What is needed
Retype the listing that follows, exactly as written.

--- Begin Supplied records ---

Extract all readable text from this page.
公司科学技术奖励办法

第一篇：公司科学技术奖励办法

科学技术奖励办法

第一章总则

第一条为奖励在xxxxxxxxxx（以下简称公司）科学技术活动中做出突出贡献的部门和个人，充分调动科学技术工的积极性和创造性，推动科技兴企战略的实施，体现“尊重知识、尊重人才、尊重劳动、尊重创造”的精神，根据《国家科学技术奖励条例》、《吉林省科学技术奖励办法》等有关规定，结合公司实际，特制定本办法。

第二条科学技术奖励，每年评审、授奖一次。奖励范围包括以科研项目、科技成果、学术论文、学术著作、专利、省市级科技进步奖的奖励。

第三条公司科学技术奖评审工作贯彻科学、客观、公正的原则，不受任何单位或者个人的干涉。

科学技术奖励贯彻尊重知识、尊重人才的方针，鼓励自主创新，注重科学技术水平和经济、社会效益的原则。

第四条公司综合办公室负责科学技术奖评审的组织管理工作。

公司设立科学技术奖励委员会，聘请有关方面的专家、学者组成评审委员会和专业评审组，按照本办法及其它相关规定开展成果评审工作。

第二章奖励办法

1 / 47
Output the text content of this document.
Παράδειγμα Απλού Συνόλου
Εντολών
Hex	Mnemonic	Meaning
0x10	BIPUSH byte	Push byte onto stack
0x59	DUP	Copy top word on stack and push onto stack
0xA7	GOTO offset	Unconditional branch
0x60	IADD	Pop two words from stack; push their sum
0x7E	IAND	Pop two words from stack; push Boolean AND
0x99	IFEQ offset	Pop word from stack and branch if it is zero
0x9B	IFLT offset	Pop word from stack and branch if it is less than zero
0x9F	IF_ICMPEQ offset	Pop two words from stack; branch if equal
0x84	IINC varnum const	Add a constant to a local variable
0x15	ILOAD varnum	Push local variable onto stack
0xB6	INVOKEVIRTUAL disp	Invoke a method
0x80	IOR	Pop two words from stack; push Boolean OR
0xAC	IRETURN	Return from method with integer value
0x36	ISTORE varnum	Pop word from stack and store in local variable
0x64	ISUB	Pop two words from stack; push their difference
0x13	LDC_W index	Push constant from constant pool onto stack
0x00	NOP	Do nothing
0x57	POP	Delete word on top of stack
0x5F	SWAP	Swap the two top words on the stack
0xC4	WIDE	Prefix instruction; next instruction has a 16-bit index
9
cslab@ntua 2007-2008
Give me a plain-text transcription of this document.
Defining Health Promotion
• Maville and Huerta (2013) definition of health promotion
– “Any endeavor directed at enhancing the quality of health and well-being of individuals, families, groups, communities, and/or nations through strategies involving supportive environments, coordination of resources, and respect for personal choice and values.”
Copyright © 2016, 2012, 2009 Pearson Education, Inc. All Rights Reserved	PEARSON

--- End Supplied records ---

Response below
Extract all readable text from this page.
公司科学技术奖励办法

第一篇：公司科学技术奖励办法

科学技术奖励办法

第一章总则

第一条为奖励在xxxxxxxxxx（以下简称公司）科学技术活动中做出突出贡献的部门和个人，充分调动科学技术工的积极性和创造性，推动科技兴企战略的实施，体现“尊重知识、尊重人才、尊重劳动、尊重创造”的精神，根据《国家科学技术奖励条例》、《吉林省科学技术奖励办法》等有关规定，结合公司实际，特制定本办法。

第二条科学技术奖励，每年评审、授奖一次。奖励范围包括以科研项目、科技成果、学术论文、学术著作、专利、省市级科技进步奖的奖励。

第三条公司科学技术奖评审工作贯彻科学、客观、公正的原则，不受任何单位或者个人的干涉。

科学技术奖励贯彻尊重知识、尊重人才的方针，鼓励自主创新，注重科学技术水平和经济、社会效益的原则。

第四条公司综合办公室负责科学技术奖评审的组织管理工作。

公司设立科学技术奖励委员会，聘请有关方面的专家、学者组成评审委员会和专业评审组，按照本办法及其它相关规定开展成果评审工作。

第二章奖励办法

1 / 47
Output the text content of this document.
Παράδειγμα Απλού Συνόλου
Εντολών
Hex	Mnemonic	Meaning
0x10	BIPUSH byte	Push byte onto stack
0x59	DUP	Copy top word on stack and push onto stack
0xA7	GOTO offset	Unconditional branch
0x60	IADD	Pop two words from stack; push their sum
0x7E	IAND	Pop two words from stack; push Boolean AND
0x99	IFEQ offset	Pop word from stack and branch if it is zero
0x9B	IFLT offset	Pop word from stack and branch if it is less than zero
0x9F	IF_ICMPEQ offset	Pop two words from stack; branch if equal
0x84	IINC varnum const	Add a constant to a local variable
0x15	ILOAD varnum	Push local variable onto stack
0xB6	INVOKEVIRTUAL disp	Invoke a method
0x80	IOR	Pop two words from stack; push Boolean OR
0xAC	IRETURN	Return from method with integer value
0x36	ISTORE varnum	Pop word from stack and store in local variable
0x64	ISUB	Pop two words from stack; push their difference
0x13	LDC_W index	Push constant from constant pool onto stack
0x00	NOP	Do nothing
0x57	POP	Delete word on top of stack
0x5F	SWAP	Swap the two top words on the stack
0xC4	WIDE	Prefix instruction; next instruction has a 16-bit index
9
cslab@ntua 2007-2008
Give me a plain-text transcription of this document.
Defining Health Promotion
• Maville and Huerta (2013) definition of health promotion
– “Any endeavor directed at enhancing the quality of health and well-being of individuals, families, groups, communities, and/or nations through strategies involving supportive environments, coordination of resources, and respect for personal choice and values.”
Copyright © 2016, 2012, 2009 Pearson Education, Inc. All Rights Reserved	PEARSON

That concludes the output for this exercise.